▶ [WHAT IS NEEDED]
Transcribe the lines below verbatim, skipping the images.

★ ★ ★

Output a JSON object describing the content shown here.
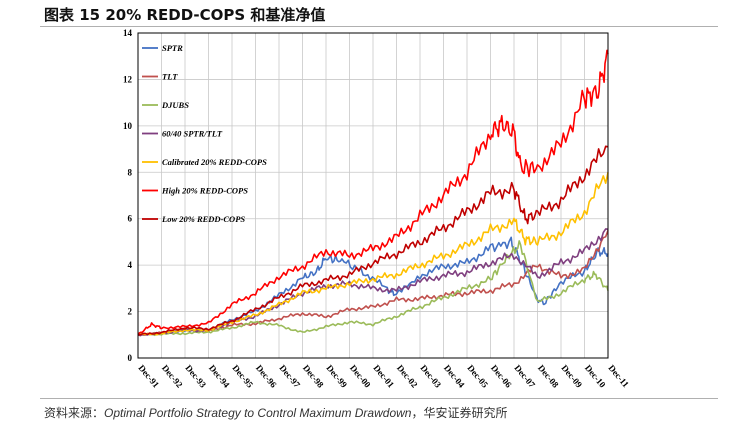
{
  "figure_title": "图表 15 20% REDD-COPS 和基准净值",
  "source": {
    "label": "资料来源：",
    "reference": "Optimal Portfolio Strategy to Control Maximum Drawdown",
    "publisher": "，华安证券研究所"
  },
  "chart_data": {
    "type": "line",
    "title": "",
    "xlabel": "",
    "ylabel": "",
    "ylim": [
      0,
      14
    ],
    "yticks": [
      0,
      2,
      4,
      6,
      8,
      10,
      12,
      14
    ],
    "xlim": [
      1991.92,
      2011.92
    ],
    "xtick_labels": [
      "Dec-91",
      "Dec-92",
      "Dec-93",
      "Dec-94",
      "Dec-95",
      "Dec-96",
      "Dec-97",
      "Dec-98",
      "Dec-99",
      "Dec-00",
      "Dec-01",
      "Dec-02",
      "Dec-03",
      "Dec-04",
      "Dec-05",
      "Dec-06",
      "Dec-07",
      "Dec-08",
      "Dec-09",
      "Dec-10",
      "Dec-11"
    ],
    "grid": true,
    "legend_position": "top-left",
    "series": [
      {
        "name": "SPTR",
        "color": "#4472c4",
        "x": [
          1991.92,
          1992.92,
          1993.92,
          1994.92,
          1995.92,
          1996.92,
          1997.92,
          1998.92,
          1999.5,
          1999.92,
          2000.6,
          2001.5,
          2002.5,
          2002.8,
          2003.92,
          2004.92,
          2005.92,
          2006.92,
          2007.8,
          2008.2,
          2008.9,
          2009.2,
          2009.92,
          2010.92,
          2011.5,
          2011.92
        ],
        "y": [
          1.0,
          1.07,
          1.18,
          1.2,
          1.65,
          2.02,
          2.7,
          3.45,
          3.7,
          4.3,
          4.2,
          3.7,
          3.0,
          2.75,
          3.55,
          3.95,
          4.1,
          4.75,
          5.0,
          4.2,
          2.55,
          2.35,
          3.25,
          3.75,
          4.6,
          4.5
        ]
      },
      {
        "name": "TLT",
        "color": "#c0504d",
        "x": [
          1991.92,
          1992.92,
          1993.92,
          1994.92,
          1995.92,
          1996.92,
          1997.92,
          1998.92,
          1999.92,
          2000.92,
          2001.92,
          2002.92,
          2003.92,
          2004.92,
          2005.92,
          2006.92,
          2007.92,
          2008.92,
          2009.92,
          2010.92,
          2011.92
        ],
        "y": [
          1.0,
          1.08,
          1.25,
          1.15,
          1.42,
          1.48,
          1.7,
          1.92,
          1.78,
          2.1,
          2.2,
          2.5,
          2.55,
          2.7,
          2.8,
          2.9,
          3.2,
          4.0,
          3.5,
          3.8,
          5.5
        ]
      },
      {
        "name": "DJUBS",
        "color": "#9bbb59",
        "x": [
          1991.92,
          1992.92,
          1993.92,
          1994.92,
          1995.92,
          1996.92,
          1997.92,
          1998.92,
          1999.92,
          2000.92,
          2001.92,
          2002.92,
          2003.92,
          2004.92,
          2005.92,
          2006.92,
          2007.6,
          2008.2,
          2008.92,
          2009.92,
          2010.92,
          2011.4,
          2011.92
        ],
        "y": [
          1.0,
          1.03,
          1.06,
          1.12,
          1.3,
          1.55,
          1.4,
          1.1,
          1.35,
          1.55,
          1.45,
          1.8,
          2.2,
          2.6,
          3.0,
          3.4,
          4.3,
          4.9,
          2.4,
          2.8,
          3.4,
          3.6,
          2.9
        ]
      },
      {
        "name": "60/40 SPTR/TLT",
        "color": "#7f3f7f",
        "x": [
          1991.92,
          1992.92,
          1993.92,
          1994.92,
          1995.92,
          1996.92,
          1997.92,
          1998.92,
          1999.92,
          2000.92,
          2001.92,
          2002.92,
          2003.92,
          2004.92,
          2005.92,
          2006.92,
          2007.92,
          2008.92,
          2009.92,
          2010.92,
          2011.92
        ],
        "y": [
          1.0,
          1.07,
          1.2,
          1.18,
          1.55,
          1.8,
          2.3,
          2.8,
          3.1,
          3.2,
          3.0,
          2.9,
          3.3,
          3.55,
          3.7,
          4.1,
          4.45,
          3.5,
          4.1,
          4.6,
          5.55
        ]
      },
      {
        "name": "Calibrated 20% REDD-COPS",
        "color": "#ffc000",
        "x": [
          1991.92,
          1992.92,
          1993.92,
          1994.92,
          1995.92,
          1996.92,
          1997.92,
          1998.92,
          1999.92,
          2000.92,
          2001.92,
          2002.92,
          2003.92,
          2004.92,
          2005.92,
          2006.92,
          2007.92,
          2008.4,
          2008.92,
          2009.92,
          2010.92,
          2011.92
        ],
        "y": [
          1.0,
          1.06,
          1.2,
          1.2,
          1.55,
          1.85,
          2.3,
          2.8,
          3.0,
          3.2,
          3.4,
          3.6,
          4.0,
          4.4,
          4.85,
          5.5,
          5.9,
          5.1,
          5.0,
          5.4,
          6.3,
          8.0
        ]
      },
      {
        "name": "High 20% REDD-COPS",
        "color": "#ff0000",
        "x": [
          1991.92,
          1992.5,
          1992.92,
          1993.92,
          1994.92,
          1995.92,
          1996.92,
          1997.92,
          1998.92,
          1999.92,
          2000.92,
          2001.92,
          2002.92,
          2003.92,
          2004.92,
          2005.92,
          2006.92,
          2007.4,
          2007.92,
          2008.2,
          2008.92,
          2009.92,
          2010.92,
          2011.5,
          2011.92
        ],
        "y": [
          1.0,
          1.45,
          1.3,
          1.35,
          1.5,
          2.3,
          2.8,
          3.5,
          3.95,
          4.6,
          4.4,
          4.7,
          5.2,
          6.1,
          7.0,
          8.0,
          9.7,
          10.1,
          9.7,
          8.2,
          8.2,
          9.2,
          11.2,
          11.5,
          13.1
        ]
      },
      {
        "name": "Low 20% REDD-COPS",
        "color": "#c00000",
        "x": [
          1991.92,
          1992.92,
          1993.92,
          1994.92,
          1995.92,
          1996.92,
          1997.92,
          1998.92,
          1999.92,
          2000.92,
          2001.92,
          2002.92,
          2003.92,
          2004.92,
          2005.92,
          2006.92,
          2007.92,
          2008.4,
          2008.92,
          2009.92,
          2010.92,
          2011.92
        ],
        "y": [
          1.0,
          1.1,
          1.3,
          1.25,
          1.6,
          2.1,
          2.6,
          3.1,
          3.35,
          3.6,
          4.1,
          4.5,
          5.0,
          5.6,
          6.3,
          7.1,
          7.3,
          6.0,
          6.2,
          6.8,
          7.9,
          9.1
        ]
      }
    ]
  }
}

★ ★ ★

▶ [COMPLETED TASK]
Output a JSON object describing the content shown here.
{
  "figure_title": "图表 15 20% REDD-COPS 和基准净值",
  "source": {
    "label": "资料来源：",
    "reference": "Optimal Portfolio Strategy to Control Maximum Drawdown",
    "publisher": "，华安证券研究所"
  },
  "chart_data": {
    "type": "line",
    "title": "",
    "xlabel": "",
    "ylabel": "",
    "ylim": [
      0,
      14
    ],
    "yticks": [
      0,
      2,
      4,
      6,
      8,
      10,
      12,
      14
    ],
    "xlim": [
      1991.92,
      2011.92
    ],
    "xtick_labels": [
      "Dec-91",
      "Dec-92",
      "Dec-93",
      "Dec-94",
      "Dec-95",
      "Dec-96",
      "Dec-97",
      "Dec-98",
      "Dec-99",
      "Dec-00",
      "Dec-01",
      "Dec-02",
      "Dec-03",
      "Dec-04",
      "Dec-05",
      "Dec-06",
      "Dec-07",
      "Dec-08",
      "Dec-09",
      "Dec-10",
      "Dec-11"
    ],
    "grid": true,
    "legend_position": "top-left",
    "series": [
      {
        "name": "SPTR",
        "color": "#4472c4",
        "x": [
          1991.92,
          1992.92,
          1993.92,
          1994.92,
          1995.92,
          1996.92,
          1997.92,
          1998.92,
          1999.5,
          1999.92,
          2000.6,
          2001.5,
          2002.5,
          2002.8,
          2003.92,
          2004.92,
          2005.92,
          2006.92,
          2007.8,
          2008.2,
          2008.9,
          2009.2,
          2009.92,
          2010.92,
          2011.5,
          2011.92
        ],
        "y": [
          1.0,
          1.07,
          1.18,
          1.2,
          1.65,
          2.02,
          2.7,
          3.45,
          3.7,
          4.3,
          4.2,
          3.7,
          3.0,
          2.75,
          3.55,
          3.95,
          4.1,
          4.75,
          5.0,
          4.2,
          2.55,
          2.35,
          3.25,
          3.75,
          4.6,
          4.5
        ]
      },
      {
        "name": "TLT",
        "color": "#c0504d",
        "x": [
          1991.92,
          1992.92,
          1993.92,
          1994.92,
          1995.92,
          1996.92,
          1997.92,
          1998.92,
          1999.92,
          2000.92,
          2001.92,
          2002.92,
          2003.92,
          2004.92,
          2005.92,
          2006.92,
          2007.92,
          2008.92,
          2009.92,
          2010.92,
          2011.92
        ],
        "y": [
          1.0,
          1.08,
          1.25,
          1.15,
          1.42,
          1.48,
          1.7,
          1.92,
          1.78,
          2.1,
          2.2,
          2.5,
          2.55,
          2.7,
          2.8,
          2.9,
          3.2,
          4.0,
          3.5,
          3.8,
          5.5
        ]
      },
      {
        "name": "DJUBS",
        "color": "#9bbb59",
        "x": [
          1991.92,
          1992.92,
          1993.92,
          1994.92,
          1995.92,
          1996.92,
          1997.92,
          1998.92,
          1999.92,
          2000.92,
          2001.92,
          2002.92,
          2003.92,
          2004.92,
          2005.92,
          2006.92,
          2007.6,
          2008.2,
          2008.92,
          2009.92,
          2010.92,
          2011.4,
          2011.92
        ],
        "y": [
          1.0,
          1.03,
          1.06,
          1.12,
          1.3,
          1.55,
          1.4,
          1.1,
          1.35,
          1.55,
          1.45,
          1.8,
          2.2,
          2.6,
          3.0,
          3.4,
          4.3,
          4.9,
          2.4,
          2.8,
          3.4,
          3.6,
          2.9
        ]
      },
      {
        "name": "60/40 SPTR/TLT",
        "color": "#7f3f7f",
        "x": [
          1991.92,
          1992.92,
          1993.92,
          1994.92,
          1995.92,
          1996.92,
          1997.92,
          1998.92,
          1999.92,
          2000.92,
          2001.92,
          2002.92,
          2003.92,
          2004.92,
          2005.92,
          2006.92,
          2007.92,
          2008.92,
          2009.92,
          2010.92,
          2011.92
        ],
        "y": [
          1.0,
          1.07,
          1.2,
          1.18,
          1.55,
          1.8,
          2.3,
          2.8,
          3.1,
          3.2,
          3.0,
          2.9,
          3.3,
          3.55,
          3.7,
          4.1,
          4.45,
          3.5,
          4.1,
          4.6,
          5.55
        ]
      },
      {
        "name": "Calibrated 20% REDD-COPS",
        "color": "#ffc000",
        "x": [
          1991.92,
          1992.92,
          1993.92,
          1994.92,
          1995.92,
          1996.92,
          1997.92,
          1998.92,
          1999.92,
          2000.92,
          2001.92,
          2002.92,
          2003.92,
          2004.92,
          2005.92,
          2006.92,
          2007.92,
          2008.4,
          2008.92,
          2009.92,
          2010.92,
          2011.92
        ],
        "y": [
          1.0,
          1.06,
          1.2,
          1.2,
          1.55,
          1.85,
          2.3,
          2.8,
          3.0,
          3.2,
          3.4,
          3.6,
          4.0,
          4.4,
          4.85,
          5.5,
          5.9,
          5.1,
          5.0,
          5.4,
          6.3,
          8.0
        ]
      },
      {
        "name": "High 20% REDD-COPS",
        "color": "#ff0000",
        "x": [
          1991.92,
          1992.5,
          1992.92,
          1993.92,
          1994.92,
          1995.92,
          1996.92,
          1997.92,
          1998.92,
          1999.92,
          2000.92,
          2001.92,
          2002.92,
          2003.92,
          2004.92,
          2005.92,
          2006.92,
          2007.4,
          2007.92,
          2008.2,
          2008.92,
          2009.92,
          2010.92,
          2011.5,
          2011.92
        ],
        "y": [
          1.0,
          1.45,
          1.3,
          1.35,
          1.5,
          2.3,
          2.8,
          3.5,
          3.95,
          4.6,
          4.4,
          4.7,
          5.2,
          6.1,
          7.0,
          8.0,
          9.7,
          10.1,
          9.7,
          8.2,
          8.2,
          9.2,
          11.2,
          11.5,
          13.1
        ]
      },
      {
        "name": "Low 20% REDD-COPS",
        "color": "#c00000",
        "x": [
          1991.92,
          1992.92,
          1993.92,
          1994.92,
          1995.92,
          1996.92,
          1997.92,
          1998.92,
          1999.92,
          2000.92,
          2001.92,
          2002.92,
          2003.92,
          2004.92,
          2005.92,
          2006.92,
          2007.92,
          2008.4,
          2008.92,
          2009.92,
          2010.92,
          2011.92
        ],
        "y": [
          1.0,
          1.1,
          1.3,
          1.25,
          1.6,
          2.1,
          2.6,
          3.1,
          3.35,
          3.6,
          4.1,
          4.5,
          5.0,
          5.6,
          6.3,
          7.1,
          7.3,
          6.0,
          6.2,
          6.8,
          7.9,
          9.1
        ]
      }
    ]
  }
}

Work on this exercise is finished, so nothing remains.